**MATERIAL PROVIDED:**
..............................

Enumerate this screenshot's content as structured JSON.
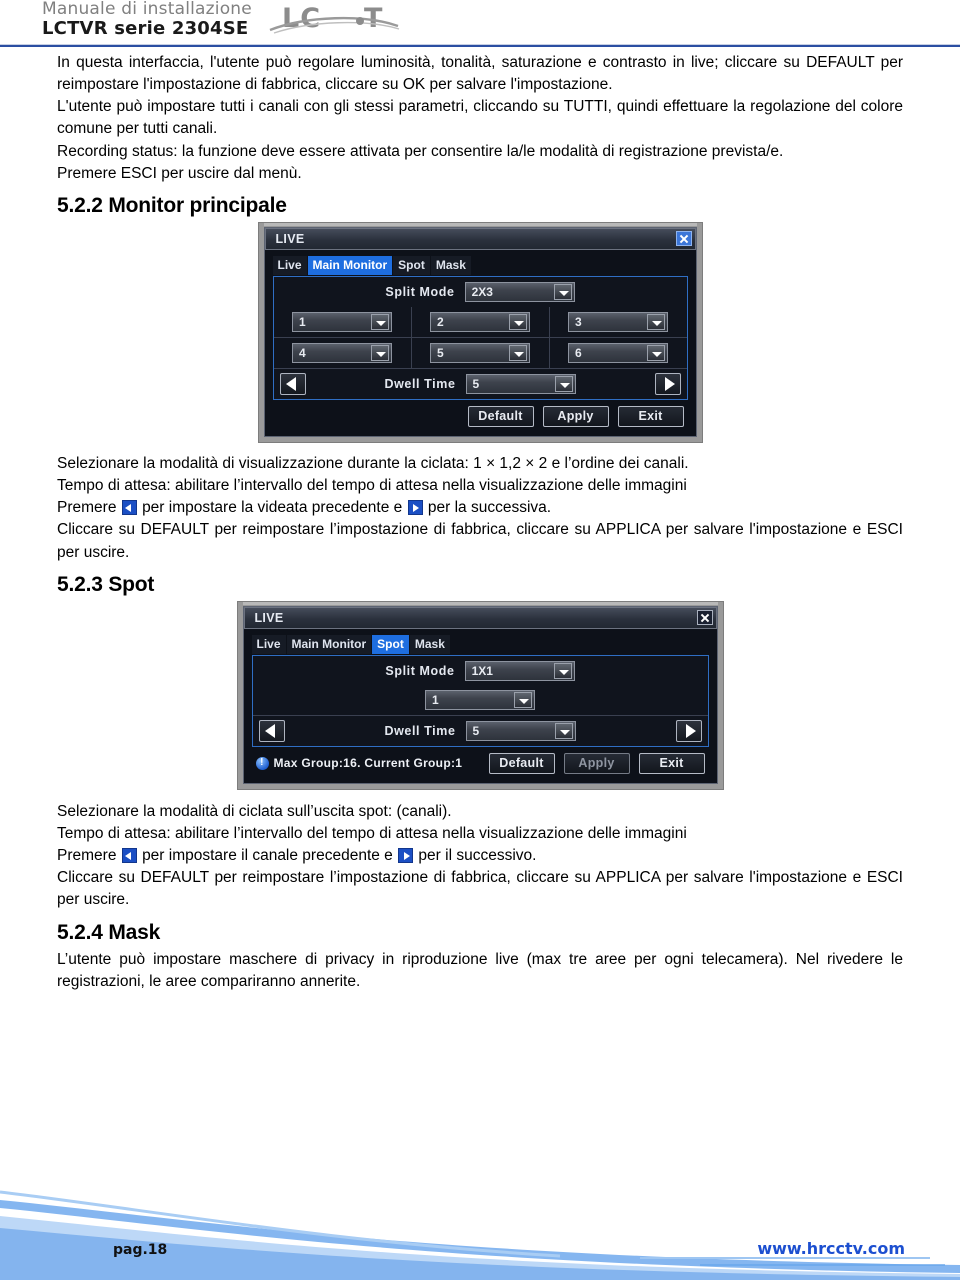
{
  "header": {
    "manual_label": "Manuale di installazione",
    "model_label": "LCTVR serie 2304SE",
    "logo_text": "LCT"
  },
  "intro": {
    "para1": "In questa interfaccia, l'utente può regolare luminosità, tonalità, saturazione e contrasto in live; cliccare su DEFAULT per reimpostare l'impostazione di fabbrica, cliccare su OK per salvare l'impostazione.",
    "para2": "L'utente può impostare tutti i canali con gli stessi parametri, cliccando su TUTTI, quindi effettuare la regolazione del colore comune per tutti canali.",
    "para3": "Recording status: la funzione deve essere attivata per consentire la/le modalità di registrazione prevista/e.",
    "para4": "Premere ESCI per uscire dal menù."
  },
  "section_main_monitor": {
    "heading": "5.2.2 Monitor principale",
    "desc_line1": "Selezionare la modalità di visualizzazione durante la ciclata: 1 × 1,2 × 2 e l’ordine dei canali.",
    "desc_line2": "Tempo di attesa: abilitare l’intervallo del tempo di attesa nella visualizzazione delle immagini",
    "desc_line3_a": "Premere",
    "desc_line3_b": "per impostare la videata precedente e",
    "desc_line3_c": "per la successiva.",
    "desc_line4": "Cliccare su DEFAULT per reimpostare l’impostazione di fabbrica, cliccare su APPLICA per salvare l'impostazione e ESCI per uscire."
  },
  "section_spot": {
    "heading": "5.2.3 Spot",
    "desc_line1": "Selezionare la modalità di ciclata sull’uscita spot: (canali).",
    "desc_line2": "Tempo di attesa: abilitare l’intervallo del tempo di attesa nella visualizzazione delle immagini",
    "desc_line3_a": "Premere",
    "desc_line3_b": "per impostare il canale precedente e",
    "desc_line3_c": "per il successivo.",
    "desc_line4": "Cliccare su DEFAULT per reimpostare l’impostazione di fabbrica, cliccare su APPLICA per salvare l'impostazione e ESCI per uscire."
  },
  "section_mask": {
    "heading": "5.2.4 Mask",
    "desc": "L’utente può impostare maschere di privacy in riproduzione live (max tre aree per ogni telecamera). Nel rivedere le registrazioni, le aree compariranno annerite."
  },
  "dialog_main_monitor": {
    "title": "LIVE",
    "tabs": [
      {
        "label": "Live",
        "active": false
      },
      {
        "label": "Main Monitor",
        "active": true
      },
      {
        "label": "Spot",
        "active": false
      },
      {
        "label": "Mask",
        "active": false
      }
    ],
    "split_mode_label": "Split Mode",
    "split_mode_value": "2X3",
    "channels": [
      "1",
      "2",
      "3",
      "4",
      "5",
      "6"
    ],
    "dwell_label": "Dwell Time",
    "dwell_value": "5",
    "buttons": {
      "default": "Default",
      "apply": "Apply",
      "exit": "Exit"
    }
  },
  "dialog_spot": {
    "title": "LIVE",
    "tabs": [
      {
        "label": "Live",
        "active": false
      },
      {
        "label": "Main Monitor",
        "active": false
      },
      {
        "label": "Spot",
        "active": true
      },
      {
        "label": "Mask",
        "active": false
      }
    ],
    "split_mode_label": "Split Mode",
    "split_mode_value": "1X1",
    "channels": [
      "1"
    ],
    "dwell_label": "Dwell Time",
    "dwell_value": "5",
    "status_note": "Max Group:16. Current Group:1",
    "buttons": {
      "default": "Default",
      "apply": "Apply",
      "exit": "Exit"
    }
  },
  "footer": {
    "page_number": "pag.18",
    "website": "www.hrcctv.com"
  }
}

..............................

**OBJECTIVE:** Go through the lines above. Select every one that has the string "ciclata".

**RIGHT ANSWER:**
    "desc_line1": "Selezionare la modalità di visualizzazione durante la ciclata: 1 × 1,2 × 2 e l’ordine dei canali.",
    "desc_line1": "Selezionare la modalità di ciclata sull’uscita spot: (canali).",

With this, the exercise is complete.